(What is asked)
Search the data for the word "natural". Reproduce every line where it is found.

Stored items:
* begin *

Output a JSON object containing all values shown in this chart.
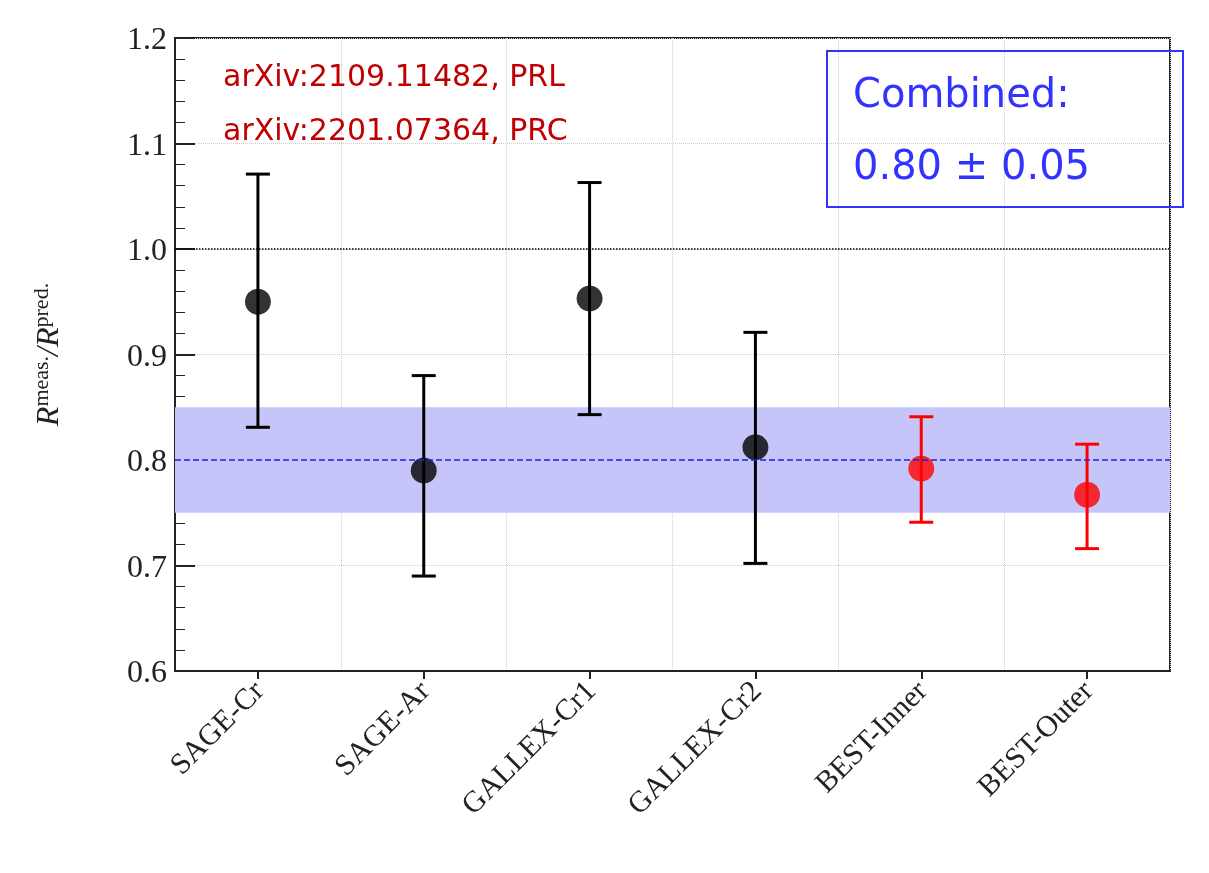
{
  "chart_data": {
    "type": "scatter",
    "ylabel": "R$^{meas.}$/R$^{pred.}$",
    "categories": [
      "SAGE-Cr",
      "SAGE-Ar",
      "GALLEX-Cr1",
      "GALLEX-Cr2",
      "BEST-Inner",
      "BEST-Outer"
    ],
    "values": [
      0.95,
      0.79,
      0.953,
      0.812,
      0.792,
      0.767
    ],
    "errors": [
      [
        0.831,
        1.071
      ],
      [
        0.69,
        0.88
      ],
      [
        0.843,
        1.063
      ],
      [
        0.702,
        0.921
      ],
      [
        0.741,
        0.841
      ],
      [
        0.716,
        0.815
      ]
    ],
    "colors": [
      "#000000",
      "#000000",
      "#000000",
      "#000000",
      "#ff0000",
      "#ff0000"
    ],
    "ylim": [
      0.6,
      1.2
    ],
    "yticks": [
      {
        "value": 0.6,
        "label": "0.6"
      },
      {
        "value": 0.7,
        "label": "0.7"
      },
      {
        "value": 0.8,
        "label": "0.8"
      },
      {
        "value": 0.9,
        "label": "0.9"
      },
      {
        "value": 1,
        "label": "1.0"
      },
      {
        "value": 1.1,
        "label": "1.1"
      },
      {
        "value": 1.2,
        "label": "1.2"
      }
    ],
    "bands": [
      {
        "axis": "y",
        "from": 0.75,
        "to": 0.85,
        "color": "#c5c5fa"
      }
    ],
    "ref_lines": [
      {
        "axis": "y",
        "value": 0.8,
        "color": "#2020e0",
        "line_style": "dashed"
      },
      {
        "axis": "y",
        "value": 1.0,
        "color": "#000000",
        "line_style": "dotted"
      }
    ],
    "annotations": [
      "arXiv:2109.11482, PRL",
      "arXiv:2201.07364, PRC",
      "Combined:\n0.80 ± 0.05"
    ],
    "grid": true,
    "marker": "circle"
  }
}
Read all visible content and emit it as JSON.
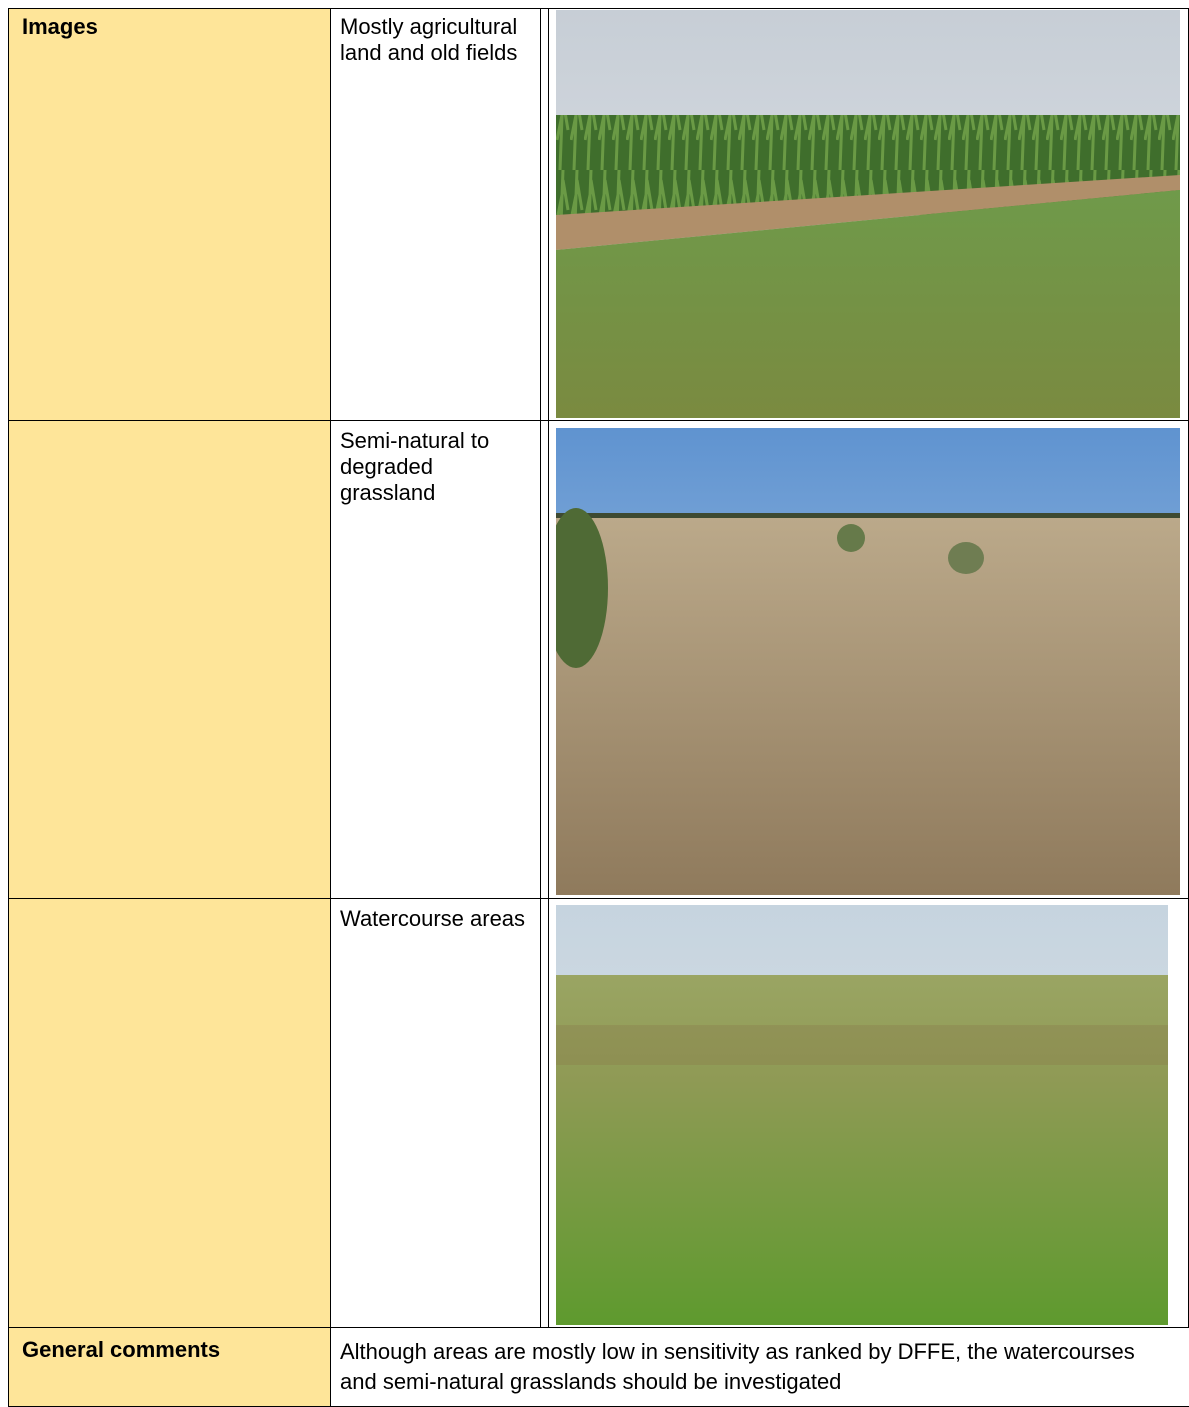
{
  "table": {
    "rows": [
      {
        "header": "Images",
        "caption": "Mostly agricultural land and old fields"
      },
      {
        "caption": "Semi-natural to degraded grassland"
      },
      {
        "caption": "Watercourse areas"
      }
    ],
    "comments": {
      "header": "General comments",
      "text": "Although areas are mostly low in sensitivity as ranked by DFFE, the watercourses and semi-natural grasslands should be investigated"
    }
  }
}
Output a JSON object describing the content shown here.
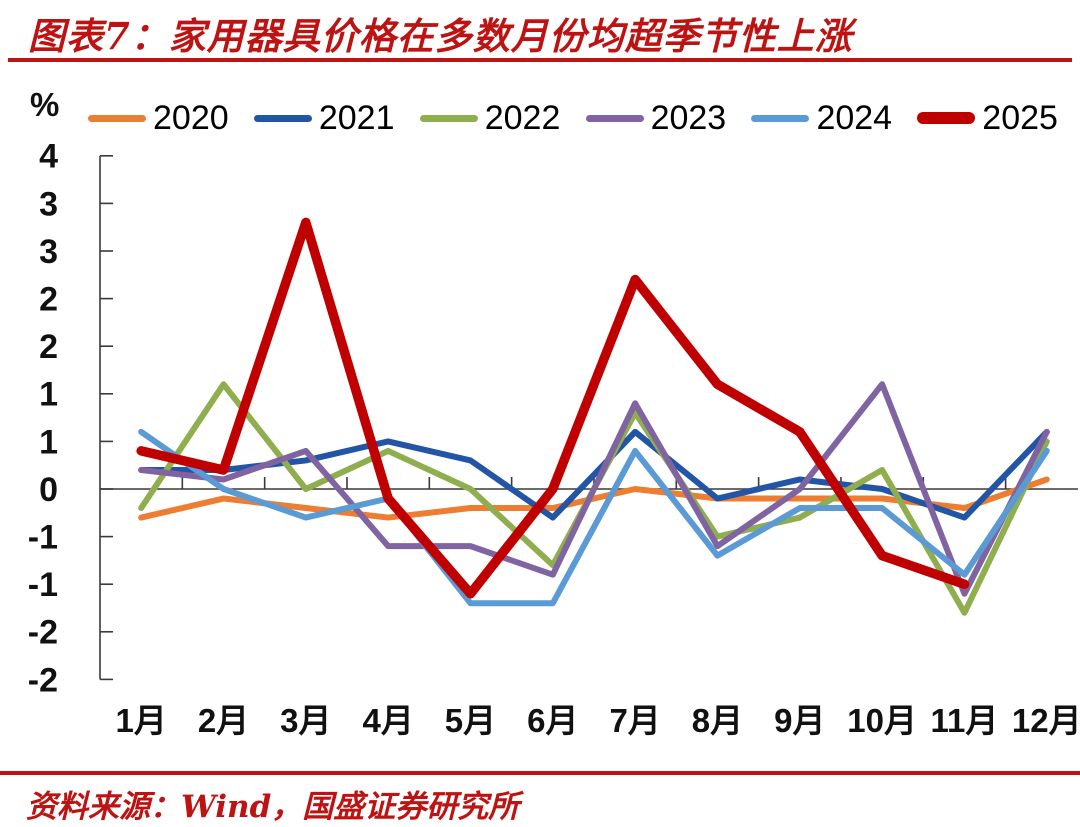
{
  "footer": {
    "source": "资料来源：Wind，国盛证券研究所"
  },
  "chart_data": {
    "type": "line",
    "title": "图表7：家用器具价格在多数月份均超季节性上涨",
    "xlabel": "",
    "ylabel": "%",
    "unit_label": "%",
    "legend_position": "top",
    "grid": false,
    "categories": [
      "1月",
      "2月",
      "3月",
      "4月",
      "5月",
      "6月",
      "7月",
      "8月",
      "9月",
      "10月",
      "11月",
      "12月"
    ],
    "y_axis": {
      "min": -2.0,
      "max": 3.5,
      "step": 0.5,
      "tick_labels_displayed": [
        "4",
        "3",
        "3",
        "2",
        "2",
        "1",
        "1",
        "0",
        "-1",
        "-1",
        "-2",
        "-2"
      ],
      "note": "tick labels are shown rounded to integers; true tick values run 3.5 to -2.0 in 0.5 steps"
    },
    "series": [
      {
        "name": "2020",
        "color": "#ED7D31",
        "thick": false,
        "values": [
          -0.3,
          -0.1,
          -0.2,
          -0.3,
          -0.2,
          -0.2,
          0.0,
          -0.1,
          -0.1,
          -0.1,
          -0.2,
          0.1
        ]
      },
      {
        "name": "2021",
        "color": "#2255A5",
        "thick": false,
        "values": [
          0.2,
          0.2,
          0.3,
          0.5,
          0.3,
          -0.3,
          0.6,
          -0.1,
          0.1,
          0.0,
          -0.3,
          0.6
        ]
      },
      {
        "name": "2022",
        "color": "#8FAE4E",
        "thick": false,
        "values": [
          -0.2,
          1.1,
          0.0,
          0.4,
          0.0,
          -0.8,
          0.8,
          -0.5,
          -0.3,
          0.2,
          -1.3,
          0.5
        ]
      },
      {
        "name": "2023",
        "color": "#8064A2",
        "thick": false,
        "values": [
          0.2,
          0.1,
          0.4,
          -0.6,
          -0.6,
          -0.9,
          0.9,
          -0.6,
          0.0,
          1.1,
          -1.1,
          0.6
        ]
      },
      {
        "name": "2024",
        "color": "#5B9BD5",
        "thick": false,
        "values": [
          0.6,
          0.0,
          -0.3,
          -0.1,
          -1.2,
          -1.2,
          0.4,
          -0.7,
          -0.2,
          -0.2,
          -0.9,
          0.4
        ]
      },
      {
        "name": "2025",
        "color": "#C00000",
        "thick": true,
        "values": [
          0.4,
          0.2,
          2.8,
          -0.1,
          -1.1,
          0.0,
          2.2,
          1.1,
          0.6,
          -0.7,
          -1.0,
          null
        ]
      }
    ],
    "axis_color": "#3A3A3A",
    "tick_text_color": "#111111"
  }
}
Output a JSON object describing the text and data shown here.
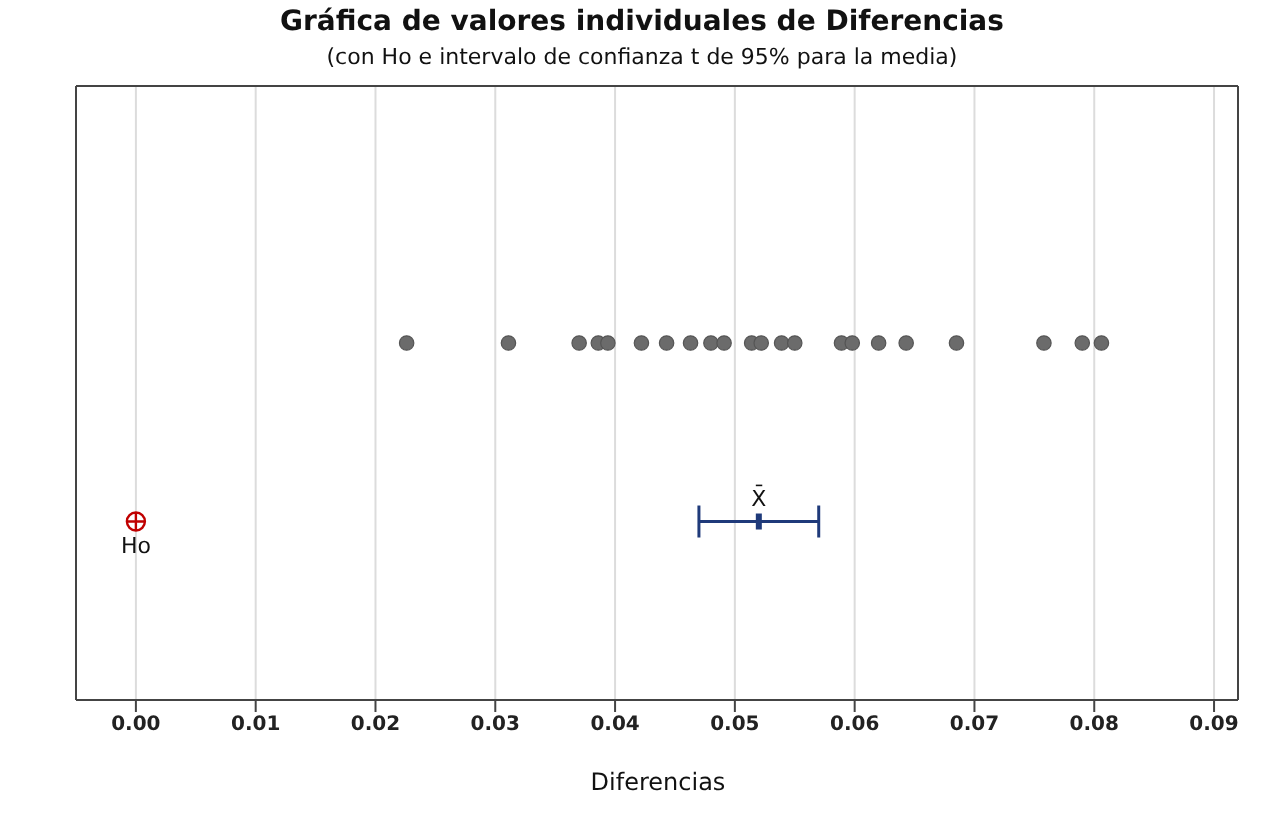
{
  "chart_data": {
    "type": "scatter",
    "orientation": "horizontal",
    "categories": [
      null,
      null
    ],
    "title": "Gráfica de valores individuales de Diferencias",
    "subtitle": "(con Ho e intervalo de confianza t de 95% para la media)",
    "xlabel": "Diferencias",
    "xlim": [
      -0.005,
      0.092
    ],
    "xticks": [
      {
        "value": 0,
        "label": "0.00"
      },
      {
        "value": 0.01,
        "label": "0.01"
      },
      {
        "value": 0.02,
        "label": "0.02"
      },
      {
        "value": 0.03,
        "label": "0.03"
      },
      {
        "value": 0.04,
        "label": "0.04"
      },
      {
        "value": 0.05,
        "label": "0.05"
      },
      {
        "value": 0.06,
        "label": "0.06"
      },
      {
        "value": 0.07,
        "label": "0.07"
      },
      {
        "value": 0.08,
        "label": "0.08"
      },
      {
        "value": 0.09,
        "label": "0.09"
      }
    ],
    "grid": "x",
    "series": [
      {
        "type": "scatter",
        "color": "#6b6b6b",
        "marker": "circle",
        "x": [
          null,
          null,
          null,
          null,
          null,
          null,
          null,
          null,
          null,
          null,
          null,
          null,
          null,
          null,
          null,
          null,
          null,
          null,
          null,
          null,
          null,
          null
        ],
        "values": [
          0.0226,
          0.0311,
          0.037,
          0.0386,
          0.0394,
          0.0422,
          0.0443,
          0.0463,
          0.048,
          0.0491,
          0.0514,
          0.0522,
          0.0539,
          0.055,
          0.0589,
          0.0598,
          0.062,
          0.0643,
          0.0685,
          0.0758,
          0.079,
          0.0806
        ]
      },
      {
        "type": "scatter",
        "color": "#c00000",
        "values": [
          null,
          0
        ]
      },
      {
        "type": "scatter",
        "color": "#1f3a7a",
        "marker": "square",
        "values": [
          null,
          0.052
        ],
        "errors": [
          null,
          [
            0.047,
            0.057
          ]
        ]
      }
    ],
    "annotations": [
      "Ho",
      "X̄"
    ]
  }
}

* end *

(Response)
        "caption": "Semi-natural to degraded grassland"
      "text": "Although areas are mostly low in sensitivity as ranked by DFFE, the watercourses and semi-natural grasslands should be investigated"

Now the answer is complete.